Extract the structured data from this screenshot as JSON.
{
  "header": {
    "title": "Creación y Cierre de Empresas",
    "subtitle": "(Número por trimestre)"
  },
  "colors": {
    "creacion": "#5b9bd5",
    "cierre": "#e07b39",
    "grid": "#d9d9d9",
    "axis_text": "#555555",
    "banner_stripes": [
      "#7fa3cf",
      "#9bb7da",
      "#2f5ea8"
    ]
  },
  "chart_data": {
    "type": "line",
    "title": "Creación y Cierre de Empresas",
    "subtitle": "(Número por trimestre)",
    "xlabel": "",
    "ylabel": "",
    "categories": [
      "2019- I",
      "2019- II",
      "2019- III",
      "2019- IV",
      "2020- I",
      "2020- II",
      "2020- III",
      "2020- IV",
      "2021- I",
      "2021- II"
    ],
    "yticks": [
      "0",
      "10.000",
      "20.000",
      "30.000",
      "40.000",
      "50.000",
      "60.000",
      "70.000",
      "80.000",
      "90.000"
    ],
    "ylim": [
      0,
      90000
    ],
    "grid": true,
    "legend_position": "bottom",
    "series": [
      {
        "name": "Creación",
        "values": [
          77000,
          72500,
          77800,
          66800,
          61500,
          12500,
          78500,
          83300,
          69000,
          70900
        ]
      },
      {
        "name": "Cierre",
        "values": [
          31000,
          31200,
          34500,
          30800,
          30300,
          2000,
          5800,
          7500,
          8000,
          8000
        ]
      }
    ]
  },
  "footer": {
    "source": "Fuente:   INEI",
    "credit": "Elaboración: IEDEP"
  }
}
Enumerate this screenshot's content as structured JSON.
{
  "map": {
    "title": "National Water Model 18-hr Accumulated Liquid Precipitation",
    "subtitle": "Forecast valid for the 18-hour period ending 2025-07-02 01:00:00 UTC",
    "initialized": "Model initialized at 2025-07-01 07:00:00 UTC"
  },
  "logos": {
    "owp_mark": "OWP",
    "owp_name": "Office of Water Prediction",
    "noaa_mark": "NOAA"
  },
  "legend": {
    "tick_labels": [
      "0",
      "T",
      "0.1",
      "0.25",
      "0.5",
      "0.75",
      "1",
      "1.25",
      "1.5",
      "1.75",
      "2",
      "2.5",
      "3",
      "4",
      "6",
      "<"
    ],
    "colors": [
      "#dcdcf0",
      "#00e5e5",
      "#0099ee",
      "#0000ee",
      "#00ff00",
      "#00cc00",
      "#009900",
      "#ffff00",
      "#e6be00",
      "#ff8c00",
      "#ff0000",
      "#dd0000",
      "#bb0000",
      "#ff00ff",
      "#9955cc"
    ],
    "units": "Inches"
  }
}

════════════════════

*OBJECTIVE:*
Write the data from above out again, exactly.

*SOLVED PROBLEM:*
Extract the structured data from this screenshot as JSON.
{
  "header": {
    "title": "Creación y Cierre de Empresas",
    "subtitle": "(Número por trimestre)"
  },
  "colors": {
    "creacion": "#5b9bd5",
    "cierre": "#e07b39",
    "grid": "#d9d9d9",
    "axis_text": "#555555",
    "banner_stripes": [
      "#7fa3cf",
      "#9bb7da",
      "#2f5ea8"
    ]
  },
  "chart_data": {
    "type": "line",
    "title": "Creación y Cierre de Empresas",
    "subtitle": "(Número por trimestre)",
    "xlabel": "",
    "ylabel": "",
    "categories": [
      "2019- I",
      "2019- II",
      "2019- III",
      "2019- IV",
      "2020- I",
      "2020- II",
      "2020- III",
      "2020- IV",
      "2021- I",
      "2021- II"
    ],
    "yticks": [
      "0",
      "10.000",
      "20.000",
      "30.000",
      "40.000",
      "50.000",
      "60.000",
      "70.000",
      "80.000",
      "90.000"
    ],
    "ylim": [
      0,
      90000
    ],
    "grid": true,
    "legend_position": "bottom",
    "series": [
      {
        "name": "Creación",
        "values": [
          77000,
          72500,
          77800,
          66800,
          61500,
          12500,
          78500,
          83300,
          69000,
          70900
        ]
      },
      {
        "name": "Cierre",
        "values": [
          31000,
          31200,
          34500,
          30800,
          30300,
          2000,
          5800,
          7500,
          8000,
          8000
        ]
      }
    ]
  },
  "footer": {
    "source": "Fuente:   INEI",
    "credit": "Elaboración: IEDEP"
  }
}
Enumerate this screenshot's content as structured JSON.
{
  "map": {
    "title": "National Water Model 18-hr Accumulated Liquid Precipitation",
    "subtitle": "Forecast valid for the 18-hour period ending 2025-07-02 01:00:00 UTC",
    "initialized": "Model initialized at 2025-07-01 07:00:00 UTC"
  },
  "logos": {
    "owp_mark": "OWP",
    "owp_name": "Office of Water Prediction",
    "noaa_mark": "NOAA"
  },
  "legend": {
    "tick_labels": [
      "0",
      "T",
      "0.1",
      "0.25",
      "0.5",
      "0.75",
      "1",
      "1.25",
      "1.5",
      "1.75",
      "2",
      "2.5",
      "3",
      "4",
      "6",
      "<"
    ],
    "colors": [
      "#dcdcf0",
      "#00e5e5",
      "#0099ee",
      "#0000ee",
      "#00ff00",
      "#00cc00",
      "#009900",
      "#ffff00",
      "#e6be00",
      "#ff8c00",
      "#ff0000",
      "#dd0000",
      "#bb0000",
      "#ff00ff",
      "#9955cc"
    ],
    "units": "Inches"
  }
}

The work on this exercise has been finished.